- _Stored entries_
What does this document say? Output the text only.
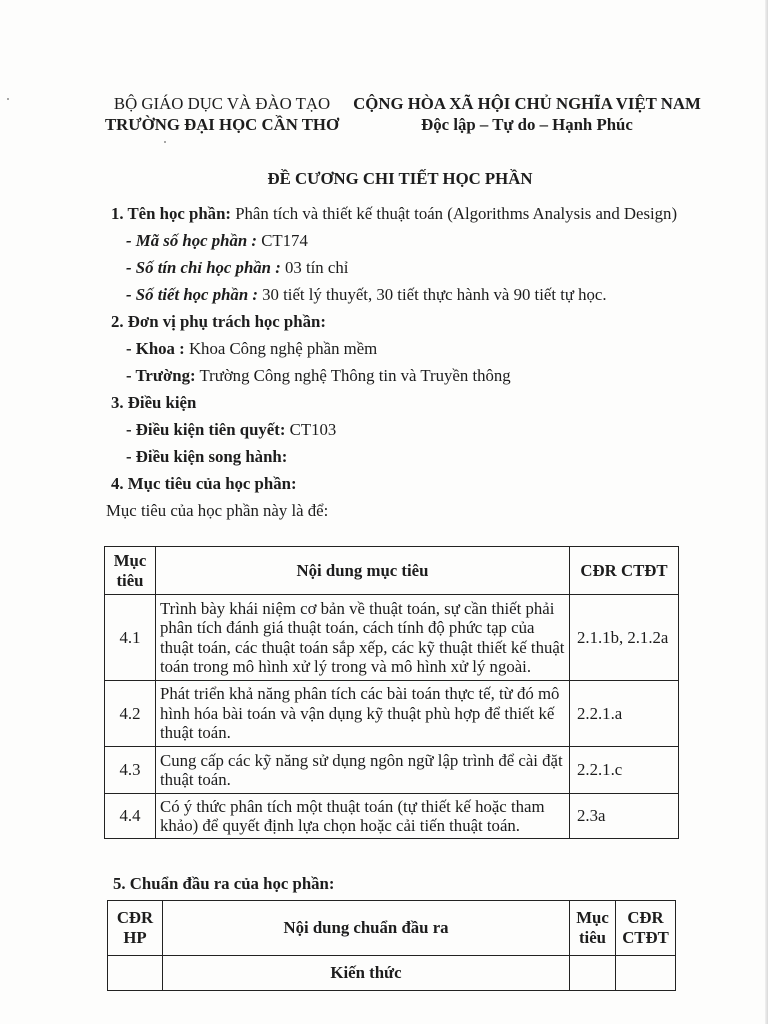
BỘ GIÁO DỤC VÀ ĐÀO TẠO
TRƯỜNG ĐẠI HỌC CẦN THƠ
CỘNG HÒA XÃ HỘI CHỦ NGHĨA VIỆT NAM
Độc lập – Tự do – Hạnh Phúc
ĐỀ CƯƠNG CHI TIẾT HỌC PHẦN
1. Tên học phần: Phân tích và thiết kế thuật toán (Algorithms Analysis and Design)
- Mã số học phần : CT174
- Số tín chỉ học phần : 03 tín chỉ
- Số tiết học phần : 30 tiết lý thuyết, 30 tiết thực hành và 90 tiết tự học.
2. Đơn vị phụ trách học phần:
- Khoa : Khoa Công nghệ phần mềm
- Trường: Trường Công nghệ Thông tin và Truyền thông
3. Điều kiện
- Điều kiện tiên quyết: CT103
- Điều kiện song hành:
4. Mục tiêu của học phần:
Mục tiêu của học phần này là để:
Mục tiêu
Nội dung mục tiêu	CĐR CTĐT
4.1
Trình bày khái niệm cơ bản về thuật toán, sự cần thiết phải phân tích đánh giá thuật toán, cách tính độ phức tạp của thuật toán, các thuật toán sắp xếp, các kỹ thuật thiết kế thuật toán trong mô hình xử lý trong và mô hình xử lý ngoài.
2.1.1b, 2.1.2a
4.2
Phát triển khả năng phân tích các bài toán thực tế, từ đó mô hình hóa bài toán và vận dụng kỹ thuật phù hợp để thiết kế thuật toán.
2.2.1.a
4.3
Cung cấp các kỹ năng sử dụng ngôn ngữ lập trình để cài đặt thuật toán.
2.2.1.c
4.4
Có ý thức phân tích một thuật toán (tự thiết kế hoặc tham khảo) để quyết định lựa chọn hoặc cải tiến thuật toán.
2.3a
5. Chuẩn đầu ra của học phần:
CĐR HP
Nội dung chuẩn đầu ra
Mục tiêu
CĐR CTĐT
Kiến thức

- _WHAT THE TASK REQUIRES_
Copy each line from the records above that includes the string "Công".

- _SOLUTION TO THE PROBLEM_
- Khoa : Khoa Công nghệ phần mềm
- Trường: Trường Công nghệ Thông tin và Truyền thông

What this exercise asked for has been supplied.